_DATA SHOWN_
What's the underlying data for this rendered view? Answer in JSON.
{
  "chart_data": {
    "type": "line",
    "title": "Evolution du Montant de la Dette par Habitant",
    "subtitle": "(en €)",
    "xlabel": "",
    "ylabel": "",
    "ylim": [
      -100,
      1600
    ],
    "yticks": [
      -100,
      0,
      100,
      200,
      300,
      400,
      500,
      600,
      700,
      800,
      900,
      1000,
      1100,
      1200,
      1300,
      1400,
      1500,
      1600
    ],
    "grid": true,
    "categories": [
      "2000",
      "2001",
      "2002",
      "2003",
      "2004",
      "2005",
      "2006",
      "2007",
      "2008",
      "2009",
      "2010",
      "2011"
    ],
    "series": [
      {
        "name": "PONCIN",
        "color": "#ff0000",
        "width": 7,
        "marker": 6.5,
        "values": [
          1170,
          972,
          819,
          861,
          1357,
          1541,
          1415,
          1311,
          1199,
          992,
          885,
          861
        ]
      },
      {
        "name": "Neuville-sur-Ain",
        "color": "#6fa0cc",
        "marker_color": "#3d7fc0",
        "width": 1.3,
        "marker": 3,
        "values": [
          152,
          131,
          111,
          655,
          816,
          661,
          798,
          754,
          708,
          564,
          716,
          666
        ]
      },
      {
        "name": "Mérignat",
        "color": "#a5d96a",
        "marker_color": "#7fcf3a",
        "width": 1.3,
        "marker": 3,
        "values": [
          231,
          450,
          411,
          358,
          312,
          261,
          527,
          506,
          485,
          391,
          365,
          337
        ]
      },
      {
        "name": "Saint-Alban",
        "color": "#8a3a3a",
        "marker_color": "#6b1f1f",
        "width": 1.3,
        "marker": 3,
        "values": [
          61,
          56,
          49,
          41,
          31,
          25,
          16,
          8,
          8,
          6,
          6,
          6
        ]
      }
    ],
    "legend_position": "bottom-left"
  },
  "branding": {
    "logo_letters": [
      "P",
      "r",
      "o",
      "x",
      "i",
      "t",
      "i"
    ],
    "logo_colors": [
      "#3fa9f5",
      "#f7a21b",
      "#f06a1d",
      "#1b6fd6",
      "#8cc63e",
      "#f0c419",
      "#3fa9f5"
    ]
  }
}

_REQUIREMENT_
Each record above must be given again exactly.

_EXERCISE RESPONSE_
What's the underlying data for this rendered view? Answer in JSON.
{
  "chart_data": {
    "type": "line",
    "title": "Evolution du Montant de la Dette par Habitant",
    "subtitle": "(en €)",
    "xlabel": "",
    "ylabel": "",
    "ylim": [
      -100,
      1600
    ],
    "yticks": [
      -100,
      0,
      100,
      200,
      300,
      400,
      500,
      600,
      700,
      800,
      900,
      1000,
      1100,
      1200,
      1300,
      1400,
      1500,
      1600
    ],
    "grid": true,
    "categories": [
      "2000",
      "2001",
      "2002",
      "2003",
      "2004",
      "2005",
      "2006",
      "2007",
      "2008",
      "2009",
      "2010",
      "2011"
    ],
    "series": [
      {
        "name": "PONCIN",
        "color": "#ff0000",
        "width": 7,
        "marker": 6.5,
        "values": [
          1170,
          972,
          819,
          861,
          1357,
          1541,
          1415,
          1311,
          1199,
          992,
          885,
          861
        ]
      },
      {
        "name": "Neuville-sur-Ain",
        "color": "#6fa0cc",
        "marker_color": "#3d7fc0",
        "width": 1.3,
        "marker": 3,
        "values": [
          152,
          131,
          111,
          655,
          816,
          661,
          798,
          754,
          708,
          564,
          716,
          666
        ]
      },
      {
        "name": "Mérignat",
        "color": "#a5d96a",
        "marker_color": "#7fcf3a",
        "width": 1.3,
        "marker": 3,
        "values": [
          231,
          450,
          411,
          358,
          312,
          261,
          527,
          506,
          485,
          391,
          365,
          337
        ]
      },
      {
        "name": "Saint-Alban",
        "color": "#8a3a3a",
        "marker_color": "#6b1f1f",
        "width": 1.3,
        "marker": 3,
        "values": [
          61,
          56,
          49,
          41,
          31,
          25,
          16,
          8,
          8,
          6,
          6,
          6
        ]
      }
    ],
    "legend_position": "bottom-left"
  },
  "branding": {
    "logo_letters": [
      "P",
      "r",
      "o",
      "x",
      "i",
      "t",
      "i"
    ],
    "logo_colors": [
      "#3fa9f5",
      "#f7a21b",
      "#f06a1d",
      "#1b6fd6",
      "#8cc63e",
      "#f0c419",
      "#3fa9f5"
    ]
  }
}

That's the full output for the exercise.